## Dataset extract
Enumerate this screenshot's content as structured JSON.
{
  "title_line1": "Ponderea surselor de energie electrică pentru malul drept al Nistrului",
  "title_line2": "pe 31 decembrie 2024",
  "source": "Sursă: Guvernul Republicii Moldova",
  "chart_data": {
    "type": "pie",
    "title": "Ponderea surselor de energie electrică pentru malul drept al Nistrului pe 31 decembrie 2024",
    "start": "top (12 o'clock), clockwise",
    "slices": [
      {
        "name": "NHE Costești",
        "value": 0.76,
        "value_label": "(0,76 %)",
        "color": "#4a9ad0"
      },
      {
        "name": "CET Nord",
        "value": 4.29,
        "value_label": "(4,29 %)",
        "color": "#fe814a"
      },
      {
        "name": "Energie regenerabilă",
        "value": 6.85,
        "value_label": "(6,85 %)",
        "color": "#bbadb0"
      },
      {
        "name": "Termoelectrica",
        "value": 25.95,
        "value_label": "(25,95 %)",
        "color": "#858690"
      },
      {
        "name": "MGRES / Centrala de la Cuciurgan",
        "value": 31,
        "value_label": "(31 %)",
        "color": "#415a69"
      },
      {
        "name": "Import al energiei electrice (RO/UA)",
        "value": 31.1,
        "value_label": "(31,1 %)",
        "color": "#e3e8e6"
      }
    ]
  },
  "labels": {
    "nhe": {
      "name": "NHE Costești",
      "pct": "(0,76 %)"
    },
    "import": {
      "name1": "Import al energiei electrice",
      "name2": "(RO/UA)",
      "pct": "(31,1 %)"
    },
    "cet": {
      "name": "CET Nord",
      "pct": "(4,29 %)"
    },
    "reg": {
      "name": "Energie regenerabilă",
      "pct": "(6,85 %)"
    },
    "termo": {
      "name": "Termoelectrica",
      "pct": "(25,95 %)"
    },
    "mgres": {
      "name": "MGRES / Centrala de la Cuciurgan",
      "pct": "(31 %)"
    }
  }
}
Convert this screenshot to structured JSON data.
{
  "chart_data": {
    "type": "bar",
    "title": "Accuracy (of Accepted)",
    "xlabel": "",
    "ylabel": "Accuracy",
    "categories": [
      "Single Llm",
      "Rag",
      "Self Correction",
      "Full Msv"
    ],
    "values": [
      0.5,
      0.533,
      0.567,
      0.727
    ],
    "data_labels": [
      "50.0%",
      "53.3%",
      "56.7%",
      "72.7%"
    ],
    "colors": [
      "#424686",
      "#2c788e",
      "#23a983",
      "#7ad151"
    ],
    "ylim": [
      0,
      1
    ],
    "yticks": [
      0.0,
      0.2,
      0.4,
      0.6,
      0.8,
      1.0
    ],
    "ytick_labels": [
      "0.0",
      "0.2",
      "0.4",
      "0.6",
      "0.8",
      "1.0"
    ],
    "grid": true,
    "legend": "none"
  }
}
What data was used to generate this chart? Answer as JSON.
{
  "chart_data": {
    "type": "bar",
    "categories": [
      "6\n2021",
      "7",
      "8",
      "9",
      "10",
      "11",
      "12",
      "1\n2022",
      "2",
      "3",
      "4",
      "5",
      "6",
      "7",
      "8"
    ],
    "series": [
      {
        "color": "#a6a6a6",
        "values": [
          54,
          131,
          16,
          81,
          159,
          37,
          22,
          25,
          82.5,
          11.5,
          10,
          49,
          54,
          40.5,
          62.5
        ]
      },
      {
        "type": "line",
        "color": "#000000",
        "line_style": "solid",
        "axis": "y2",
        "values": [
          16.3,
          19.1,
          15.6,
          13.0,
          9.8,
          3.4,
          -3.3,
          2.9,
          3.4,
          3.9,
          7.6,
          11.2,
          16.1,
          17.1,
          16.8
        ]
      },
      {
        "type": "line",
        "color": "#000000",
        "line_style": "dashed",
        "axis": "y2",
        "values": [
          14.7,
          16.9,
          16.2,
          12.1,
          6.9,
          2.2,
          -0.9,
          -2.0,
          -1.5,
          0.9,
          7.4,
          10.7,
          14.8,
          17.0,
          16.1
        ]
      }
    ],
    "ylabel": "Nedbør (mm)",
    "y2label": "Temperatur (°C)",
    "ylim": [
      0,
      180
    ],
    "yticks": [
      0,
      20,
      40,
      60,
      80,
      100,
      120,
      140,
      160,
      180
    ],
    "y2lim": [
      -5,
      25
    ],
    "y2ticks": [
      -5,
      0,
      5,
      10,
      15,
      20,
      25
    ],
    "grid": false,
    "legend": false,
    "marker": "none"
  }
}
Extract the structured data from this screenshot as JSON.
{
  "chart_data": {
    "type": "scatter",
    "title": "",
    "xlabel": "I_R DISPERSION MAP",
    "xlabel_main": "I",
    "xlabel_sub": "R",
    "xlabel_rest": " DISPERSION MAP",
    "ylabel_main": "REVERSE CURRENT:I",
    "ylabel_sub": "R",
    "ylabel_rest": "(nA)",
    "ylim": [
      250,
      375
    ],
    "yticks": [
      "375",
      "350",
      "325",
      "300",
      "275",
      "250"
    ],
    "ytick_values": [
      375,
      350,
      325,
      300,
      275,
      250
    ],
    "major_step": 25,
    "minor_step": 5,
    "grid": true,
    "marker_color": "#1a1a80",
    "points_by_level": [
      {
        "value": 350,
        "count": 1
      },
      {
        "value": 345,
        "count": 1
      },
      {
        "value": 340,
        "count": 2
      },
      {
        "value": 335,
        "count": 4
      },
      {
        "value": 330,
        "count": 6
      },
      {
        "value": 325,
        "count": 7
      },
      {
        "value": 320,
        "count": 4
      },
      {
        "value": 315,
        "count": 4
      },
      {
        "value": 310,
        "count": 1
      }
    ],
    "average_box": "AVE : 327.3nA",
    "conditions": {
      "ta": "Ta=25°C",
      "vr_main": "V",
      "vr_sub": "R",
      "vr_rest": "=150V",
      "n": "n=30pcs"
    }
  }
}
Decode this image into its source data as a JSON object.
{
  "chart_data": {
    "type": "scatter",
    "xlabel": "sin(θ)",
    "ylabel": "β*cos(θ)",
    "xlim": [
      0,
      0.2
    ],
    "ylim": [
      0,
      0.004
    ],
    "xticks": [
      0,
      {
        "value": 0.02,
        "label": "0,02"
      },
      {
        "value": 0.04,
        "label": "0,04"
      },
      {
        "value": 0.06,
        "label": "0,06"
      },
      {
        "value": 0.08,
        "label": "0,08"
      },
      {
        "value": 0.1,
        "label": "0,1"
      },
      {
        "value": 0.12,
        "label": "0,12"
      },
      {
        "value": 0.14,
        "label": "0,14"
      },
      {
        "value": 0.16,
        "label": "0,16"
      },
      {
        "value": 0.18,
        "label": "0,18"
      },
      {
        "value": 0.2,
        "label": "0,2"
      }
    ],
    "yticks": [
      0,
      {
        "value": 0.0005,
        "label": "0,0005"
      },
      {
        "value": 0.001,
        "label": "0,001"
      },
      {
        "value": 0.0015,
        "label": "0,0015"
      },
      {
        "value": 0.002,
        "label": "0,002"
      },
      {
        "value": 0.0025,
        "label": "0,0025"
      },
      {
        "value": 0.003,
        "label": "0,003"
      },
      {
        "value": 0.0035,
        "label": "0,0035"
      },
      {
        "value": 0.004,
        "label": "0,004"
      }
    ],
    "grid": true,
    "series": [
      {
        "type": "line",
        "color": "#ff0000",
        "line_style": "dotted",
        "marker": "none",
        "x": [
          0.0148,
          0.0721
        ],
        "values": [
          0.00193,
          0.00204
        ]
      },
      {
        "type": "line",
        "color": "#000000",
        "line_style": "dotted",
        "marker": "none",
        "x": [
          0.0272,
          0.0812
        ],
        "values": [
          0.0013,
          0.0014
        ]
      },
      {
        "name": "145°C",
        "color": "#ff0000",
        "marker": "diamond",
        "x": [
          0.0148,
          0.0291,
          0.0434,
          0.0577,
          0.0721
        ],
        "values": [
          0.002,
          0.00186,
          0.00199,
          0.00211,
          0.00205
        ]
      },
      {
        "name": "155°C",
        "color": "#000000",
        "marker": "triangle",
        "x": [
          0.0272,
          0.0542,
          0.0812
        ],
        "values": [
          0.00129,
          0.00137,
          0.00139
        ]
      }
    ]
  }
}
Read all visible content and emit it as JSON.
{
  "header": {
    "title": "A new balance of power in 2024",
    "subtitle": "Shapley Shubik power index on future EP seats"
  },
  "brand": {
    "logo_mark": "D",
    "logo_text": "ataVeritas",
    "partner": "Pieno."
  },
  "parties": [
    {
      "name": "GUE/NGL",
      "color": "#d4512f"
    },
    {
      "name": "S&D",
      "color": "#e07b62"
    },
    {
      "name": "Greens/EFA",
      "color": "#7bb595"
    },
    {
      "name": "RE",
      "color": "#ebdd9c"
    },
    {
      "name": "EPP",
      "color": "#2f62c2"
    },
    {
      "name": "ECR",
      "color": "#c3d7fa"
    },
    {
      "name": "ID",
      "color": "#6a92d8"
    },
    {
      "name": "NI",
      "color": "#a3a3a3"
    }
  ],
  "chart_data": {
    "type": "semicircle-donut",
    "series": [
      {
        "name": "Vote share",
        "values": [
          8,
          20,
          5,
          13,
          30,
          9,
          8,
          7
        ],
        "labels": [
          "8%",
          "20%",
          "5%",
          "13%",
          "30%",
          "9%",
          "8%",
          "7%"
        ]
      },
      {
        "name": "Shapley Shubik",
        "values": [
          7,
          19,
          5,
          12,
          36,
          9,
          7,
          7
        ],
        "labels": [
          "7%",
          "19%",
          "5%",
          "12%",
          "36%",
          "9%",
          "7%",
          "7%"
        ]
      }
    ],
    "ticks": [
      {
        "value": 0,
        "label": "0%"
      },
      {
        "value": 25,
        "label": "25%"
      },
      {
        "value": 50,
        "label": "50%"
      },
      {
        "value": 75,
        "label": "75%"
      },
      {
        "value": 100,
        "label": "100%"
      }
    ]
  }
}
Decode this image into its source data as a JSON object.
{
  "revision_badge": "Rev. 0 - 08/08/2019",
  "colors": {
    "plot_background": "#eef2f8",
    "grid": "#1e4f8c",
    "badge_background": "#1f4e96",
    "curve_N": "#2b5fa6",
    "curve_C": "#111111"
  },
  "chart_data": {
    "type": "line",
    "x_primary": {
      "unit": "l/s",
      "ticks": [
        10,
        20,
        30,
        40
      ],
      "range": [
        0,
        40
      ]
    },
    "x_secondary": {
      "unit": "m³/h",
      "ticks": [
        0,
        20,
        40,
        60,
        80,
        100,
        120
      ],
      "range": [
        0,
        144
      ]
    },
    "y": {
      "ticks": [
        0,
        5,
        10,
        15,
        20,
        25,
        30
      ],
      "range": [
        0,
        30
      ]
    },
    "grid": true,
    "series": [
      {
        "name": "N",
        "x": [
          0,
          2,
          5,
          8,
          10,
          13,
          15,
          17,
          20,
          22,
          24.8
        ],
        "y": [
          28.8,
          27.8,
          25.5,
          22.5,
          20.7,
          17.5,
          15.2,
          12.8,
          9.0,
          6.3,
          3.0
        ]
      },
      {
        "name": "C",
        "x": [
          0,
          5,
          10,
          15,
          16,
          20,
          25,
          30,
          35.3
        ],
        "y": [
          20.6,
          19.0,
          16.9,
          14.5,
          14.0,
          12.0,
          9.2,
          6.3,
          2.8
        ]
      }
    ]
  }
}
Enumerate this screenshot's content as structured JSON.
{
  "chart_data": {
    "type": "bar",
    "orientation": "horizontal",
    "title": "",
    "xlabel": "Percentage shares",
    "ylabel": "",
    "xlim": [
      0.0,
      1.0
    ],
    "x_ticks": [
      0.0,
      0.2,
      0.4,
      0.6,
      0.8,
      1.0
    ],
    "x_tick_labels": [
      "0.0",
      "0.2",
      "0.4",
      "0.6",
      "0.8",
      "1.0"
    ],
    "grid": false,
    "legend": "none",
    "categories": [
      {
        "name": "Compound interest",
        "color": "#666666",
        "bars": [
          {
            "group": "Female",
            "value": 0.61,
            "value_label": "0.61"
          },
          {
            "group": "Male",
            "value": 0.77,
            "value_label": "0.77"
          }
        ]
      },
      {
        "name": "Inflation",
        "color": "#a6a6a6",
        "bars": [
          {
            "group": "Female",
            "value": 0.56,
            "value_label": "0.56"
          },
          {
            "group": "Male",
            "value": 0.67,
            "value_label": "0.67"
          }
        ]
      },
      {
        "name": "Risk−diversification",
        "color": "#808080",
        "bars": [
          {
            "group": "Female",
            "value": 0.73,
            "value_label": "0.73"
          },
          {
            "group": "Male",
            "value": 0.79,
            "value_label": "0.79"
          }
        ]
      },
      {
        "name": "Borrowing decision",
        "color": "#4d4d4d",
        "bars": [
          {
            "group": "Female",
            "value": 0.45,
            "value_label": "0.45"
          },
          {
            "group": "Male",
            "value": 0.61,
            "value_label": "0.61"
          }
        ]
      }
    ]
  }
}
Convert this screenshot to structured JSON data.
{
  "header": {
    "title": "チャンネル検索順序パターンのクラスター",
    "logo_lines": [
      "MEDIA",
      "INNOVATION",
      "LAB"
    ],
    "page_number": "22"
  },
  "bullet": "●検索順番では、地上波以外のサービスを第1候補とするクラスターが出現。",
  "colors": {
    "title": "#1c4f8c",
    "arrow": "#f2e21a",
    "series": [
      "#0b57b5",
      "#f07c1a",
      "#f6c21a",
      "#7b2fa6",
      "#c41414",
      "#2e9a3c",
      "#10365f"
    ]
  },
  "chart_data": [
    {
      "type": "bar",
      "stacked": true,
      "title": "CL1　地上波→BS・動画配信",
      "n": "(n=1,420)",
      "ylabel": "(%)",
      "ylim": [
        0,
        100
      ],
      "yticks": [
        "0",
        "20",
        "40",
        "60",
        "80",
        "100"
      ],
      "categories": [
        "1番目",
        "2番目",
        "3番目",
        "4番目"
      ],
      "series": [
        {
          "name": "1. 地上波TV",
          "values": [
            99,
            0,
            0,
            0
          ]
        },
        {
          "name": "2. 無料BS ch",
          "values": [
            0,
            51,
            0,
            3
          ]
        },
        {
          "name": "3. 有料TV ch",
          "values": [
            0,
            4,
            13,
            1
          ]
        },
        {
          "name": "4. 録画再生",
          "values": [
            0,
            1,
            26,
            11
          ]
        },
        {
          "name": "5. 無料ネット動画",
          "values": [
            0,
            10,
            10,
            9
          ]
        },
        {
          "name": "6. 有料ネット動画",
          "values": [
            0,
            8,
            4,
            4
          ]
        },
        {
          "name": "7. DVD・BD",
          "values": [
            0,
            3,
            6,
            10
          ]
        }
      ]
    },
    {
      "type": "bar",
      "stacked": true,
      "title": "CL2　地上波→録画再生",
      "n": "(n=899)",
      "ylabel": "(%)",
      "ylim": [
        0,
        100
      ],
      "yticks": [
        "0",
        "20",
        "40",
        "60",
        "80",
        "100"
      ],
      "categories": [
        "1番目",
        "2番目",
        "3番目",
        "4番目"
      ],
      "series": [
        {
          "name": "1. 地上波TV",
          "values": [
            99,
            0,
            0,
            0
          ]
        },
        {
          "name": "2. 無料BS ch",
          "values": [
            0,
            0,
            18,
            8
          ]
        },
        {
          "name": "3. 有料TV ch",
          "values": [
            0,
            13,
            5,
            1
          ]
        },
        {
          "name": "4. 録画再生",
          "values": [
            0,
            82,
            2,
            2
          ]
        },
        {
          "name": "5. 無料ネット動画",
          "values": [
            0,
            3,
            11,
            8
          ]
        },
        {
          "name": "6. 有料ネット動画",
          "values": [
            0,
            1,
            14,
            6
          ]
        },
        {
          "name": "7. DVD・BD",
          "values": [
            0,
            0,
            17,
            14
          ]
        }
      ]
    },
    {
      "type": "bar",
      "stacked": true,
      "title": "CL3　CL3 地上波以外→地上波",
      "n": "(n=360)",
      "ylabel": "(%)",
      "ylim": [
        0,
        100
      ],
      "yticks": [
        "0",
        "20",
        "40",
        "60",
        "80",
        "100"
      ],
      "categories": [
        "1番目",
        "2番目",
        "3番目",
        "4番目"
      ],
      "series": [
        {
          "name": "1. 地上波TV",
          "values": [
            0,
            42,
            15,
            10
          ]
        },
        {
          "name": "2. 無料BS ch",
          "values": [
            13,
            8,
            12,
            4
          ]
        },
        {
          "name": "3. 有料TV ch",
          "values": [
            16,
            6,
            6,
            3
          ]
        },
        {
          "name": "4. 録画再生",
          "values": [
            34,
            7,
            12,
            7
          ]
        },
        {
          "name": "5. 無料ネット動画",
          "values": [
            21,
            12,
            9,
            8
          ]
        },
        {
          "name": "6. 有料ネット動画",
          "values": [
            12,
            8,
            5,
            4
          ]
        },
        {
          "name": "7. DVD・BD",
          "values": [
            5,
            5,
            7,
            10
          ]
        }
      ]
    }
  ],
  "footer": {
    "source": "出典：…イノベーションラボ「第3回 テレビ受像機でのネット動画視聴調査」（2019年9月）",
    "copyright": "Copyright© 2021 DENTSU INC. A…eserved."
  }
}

## Task to complete
Gather all the lines that include the word "Shapley" and copy them out.

## Answer below
    "subtitle": "Shapley Shubik power index on future EP seats"
        "name": "Shapley Shubik",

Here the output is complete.